--- Start Data excerpts ---

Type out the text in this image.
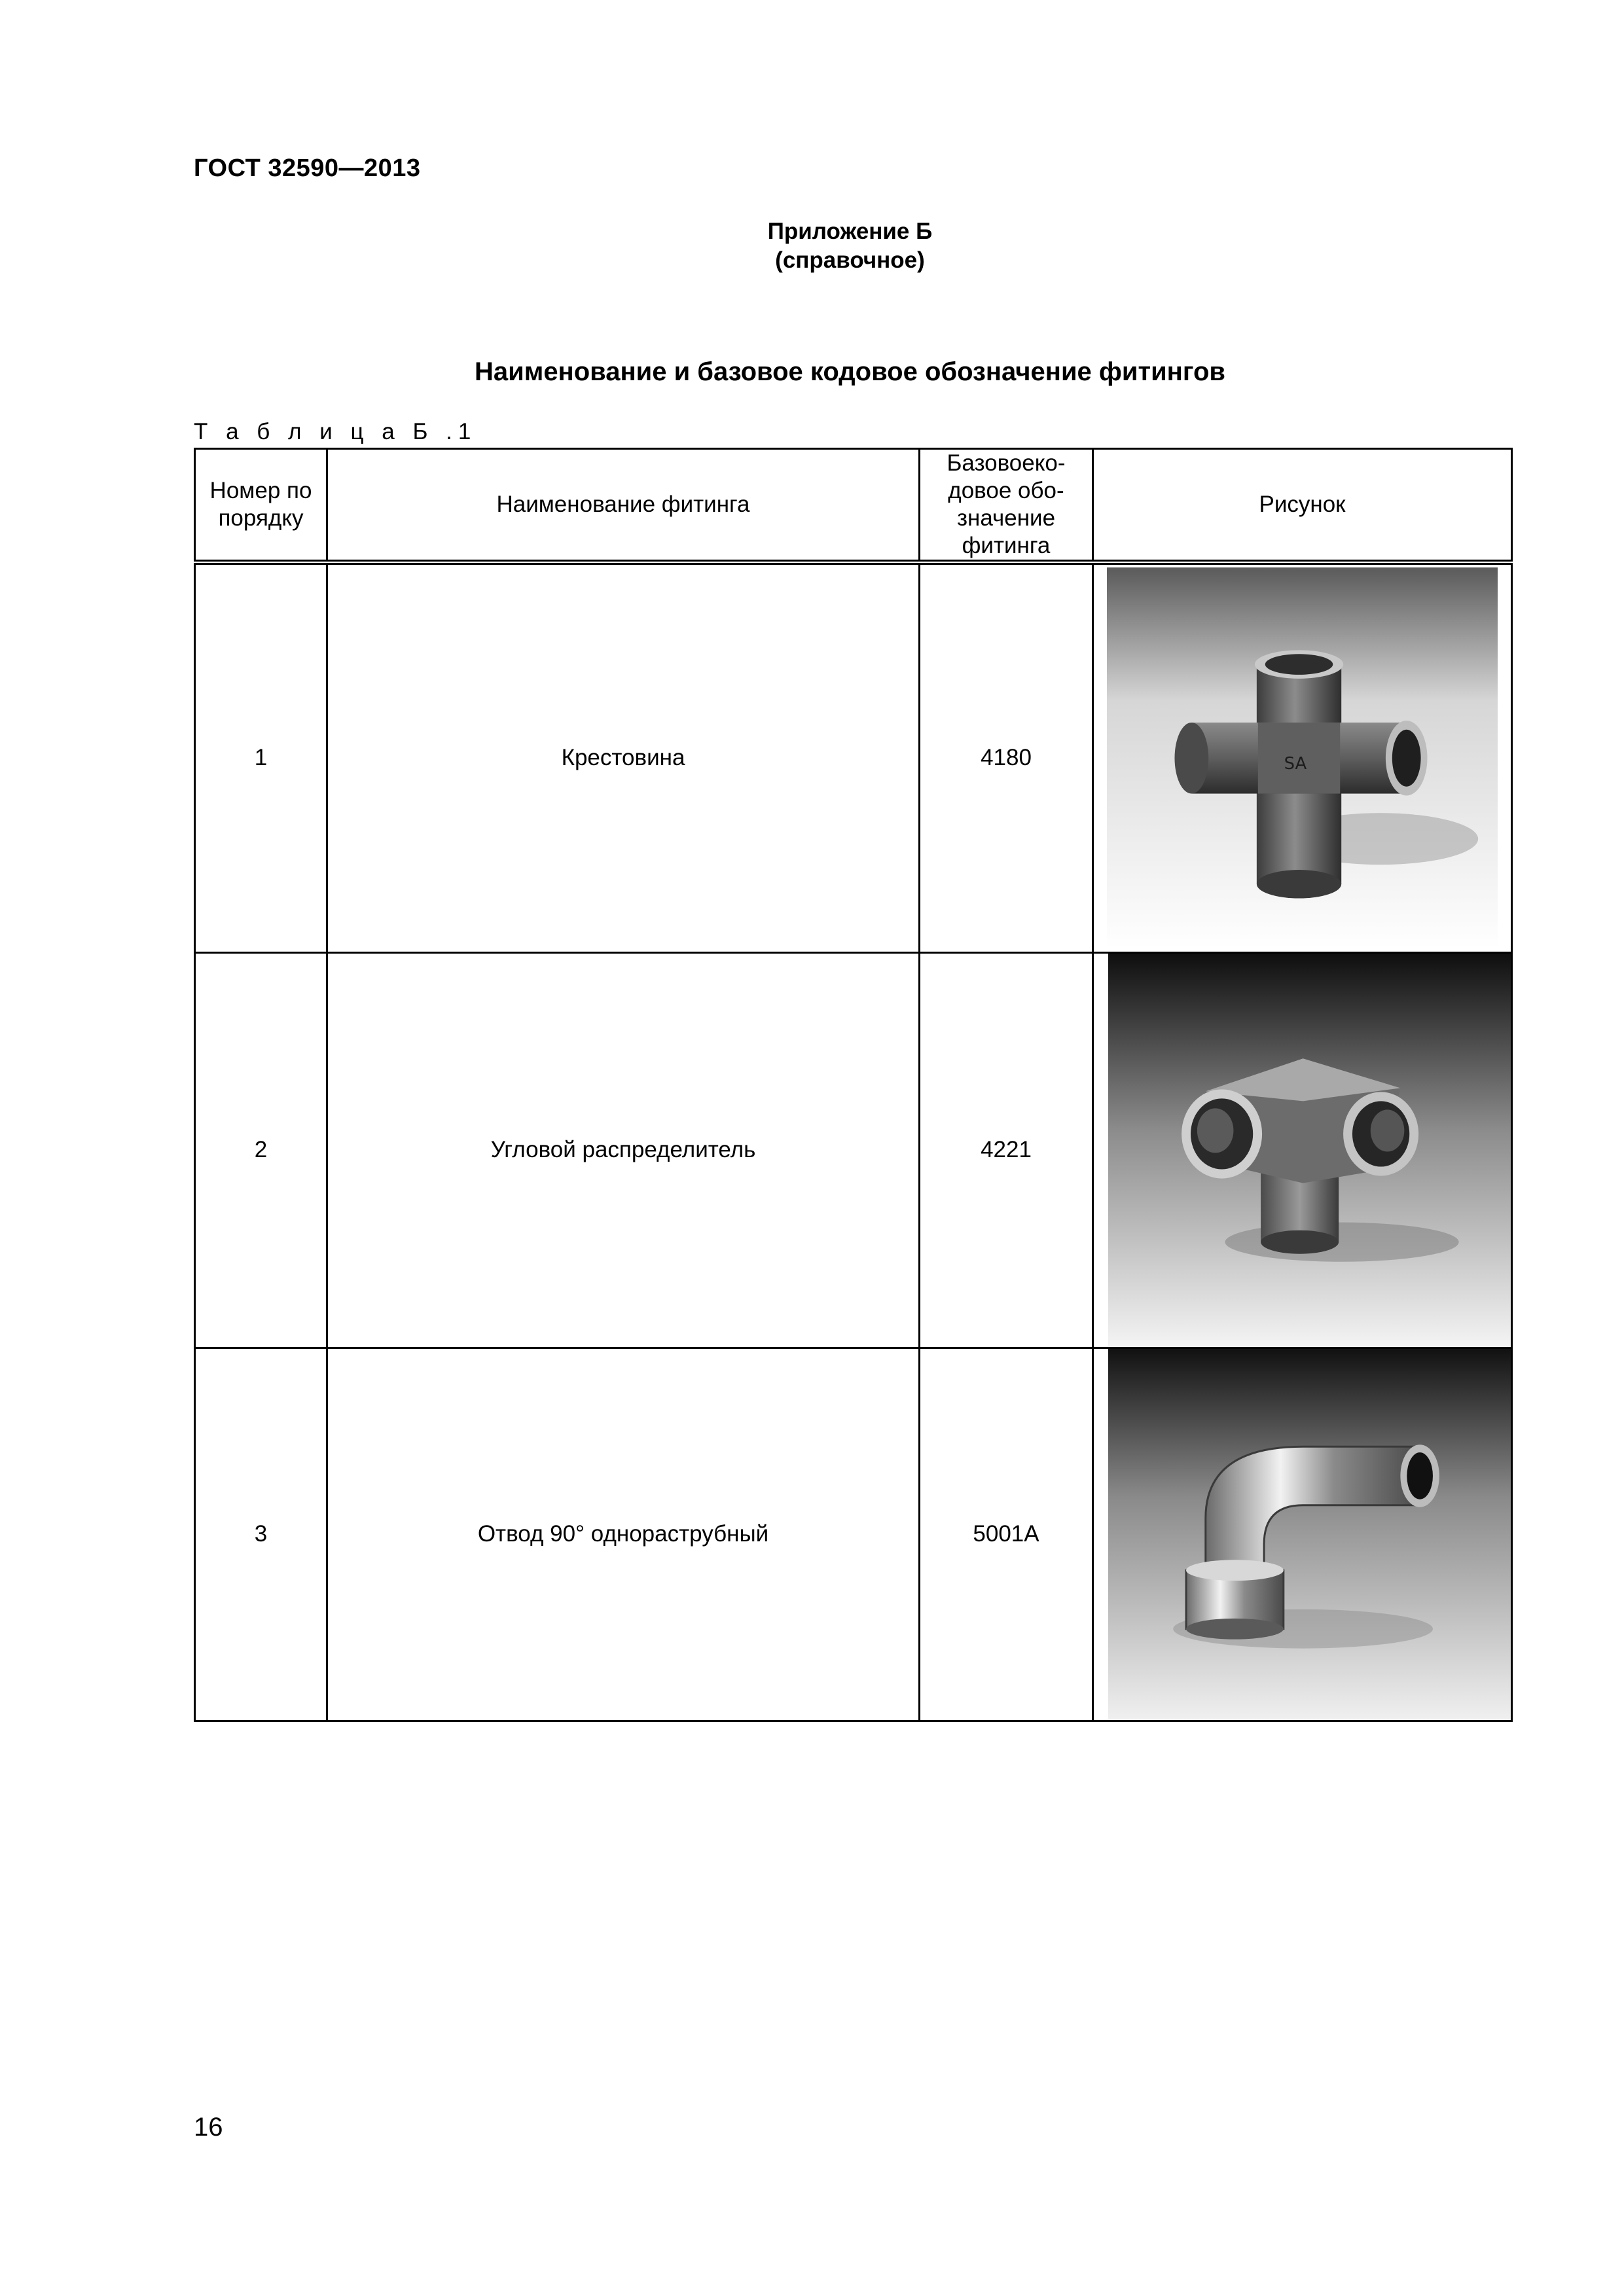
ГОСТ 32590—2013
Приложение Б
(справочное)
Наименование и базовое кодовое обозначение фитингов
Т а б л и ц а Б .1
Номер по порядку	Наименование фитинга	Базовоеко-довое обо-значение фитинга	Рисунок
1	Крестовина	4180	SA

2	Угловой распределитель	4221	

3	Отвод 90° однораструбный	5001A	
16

--- End Data excerpts ---

■ **Challenge**:
Go through the lines above. Select every one that has the string "Наименование".

■ **Task answer**:
Наименование и базовое кодовое обозначение фитингов
Номер по порядку	Наименование фитинга	Базовоеко-довое обо-значение фитинга	Рисунок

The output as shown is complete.